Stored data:
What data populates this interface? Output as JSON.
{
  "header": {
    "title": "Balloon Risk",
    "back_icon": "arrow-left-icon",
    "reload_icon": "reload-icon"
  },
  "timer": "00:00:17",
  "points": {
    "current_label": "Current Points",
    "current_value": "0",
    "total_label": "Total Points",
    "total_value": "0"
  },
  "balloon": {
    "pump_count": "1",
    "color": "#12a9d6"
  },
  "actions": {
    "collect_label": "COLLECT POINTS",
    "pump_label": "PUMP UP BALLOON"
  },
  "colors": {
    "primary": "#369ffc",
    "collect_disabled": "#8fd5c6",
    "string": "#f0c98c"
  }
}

...

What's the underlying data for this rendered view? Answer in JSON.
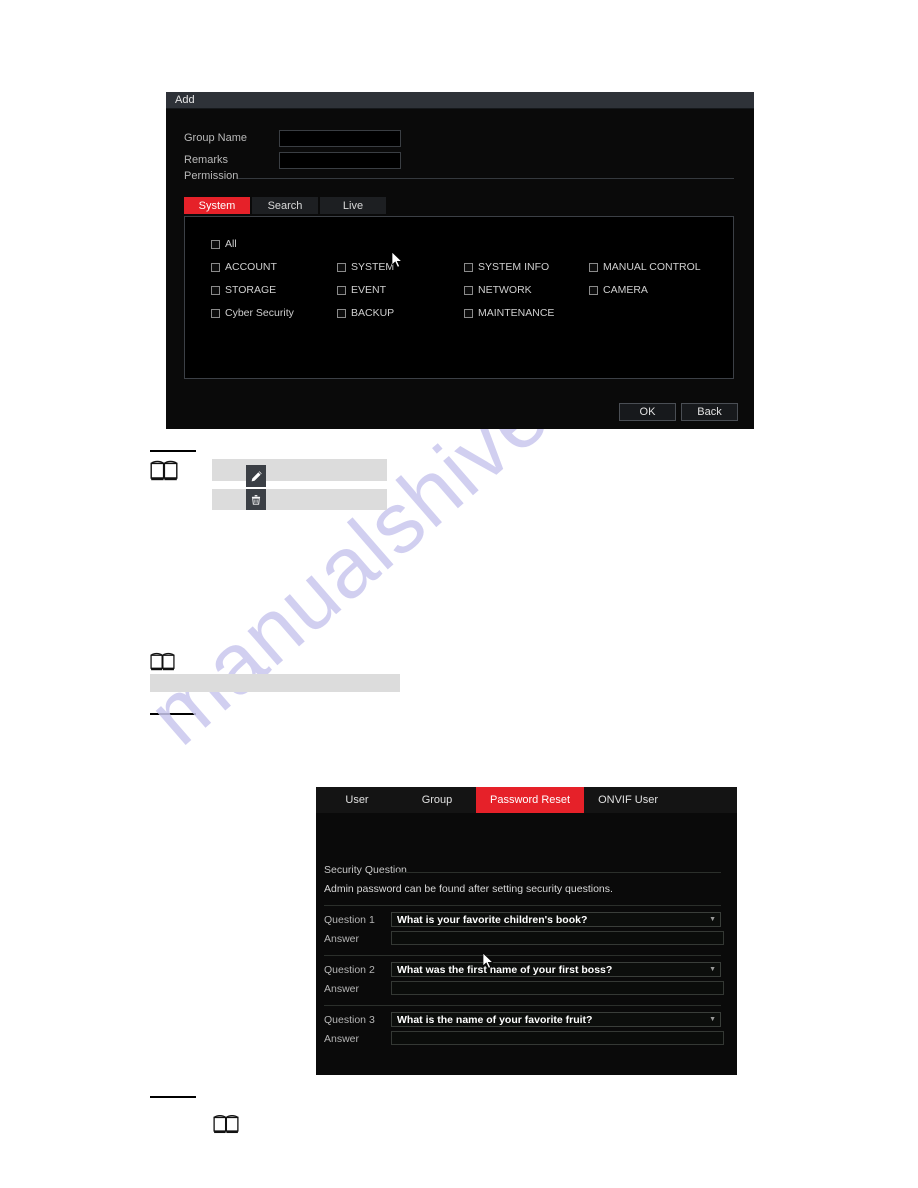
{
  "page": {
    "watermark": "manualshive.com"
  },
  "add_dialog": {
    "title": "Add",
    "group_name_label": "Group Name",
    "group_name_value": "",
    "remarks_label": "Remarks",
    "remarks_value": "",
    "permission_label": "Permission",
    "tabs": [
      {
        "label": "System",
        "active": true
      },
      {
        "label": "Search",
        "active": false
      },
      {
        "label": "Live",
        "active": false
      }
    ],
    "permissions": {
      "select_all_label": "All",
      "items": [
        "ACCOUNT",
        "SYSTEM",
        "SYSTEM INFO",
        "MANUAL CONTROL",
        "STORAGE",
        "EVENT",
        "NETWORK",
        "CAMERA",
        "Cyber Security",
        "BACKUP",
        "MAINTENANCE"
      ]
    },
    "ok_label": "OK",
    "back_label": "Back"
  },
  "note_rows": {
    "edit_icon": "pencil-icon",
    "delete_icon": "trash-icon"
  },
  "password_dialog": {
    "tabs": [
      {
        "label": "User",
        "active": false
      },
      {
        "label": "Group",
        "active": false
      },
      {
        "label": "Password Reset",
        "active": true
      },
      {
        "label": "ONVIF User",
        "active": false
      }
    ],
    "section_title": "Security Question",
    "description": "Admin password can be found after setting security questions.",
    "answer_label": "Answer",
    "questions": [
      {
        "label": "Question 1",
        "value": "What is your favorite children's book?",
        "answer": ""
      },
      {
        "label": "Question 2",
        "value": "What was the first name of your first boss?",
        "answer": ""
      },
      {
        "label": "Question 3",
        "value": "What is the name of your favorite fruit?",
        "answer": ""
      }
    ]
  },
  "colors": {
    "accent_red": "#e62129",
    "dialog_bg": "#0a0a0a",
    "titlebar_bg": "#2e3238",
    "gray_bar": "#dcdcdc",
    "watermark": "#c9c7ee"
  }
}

◆ Exercise instructions: From the entries above, copy every line where the word "What" shows up.

◆ Solution:
What data populates this interface? Output as JSON.
What's the underlying data for this rendered view? Answer in JSON.
        "value": "What is your favorite children's book?",
        "value": "What was the first name of your first boss?",
        "value": "What is the name of your favorite fruit?",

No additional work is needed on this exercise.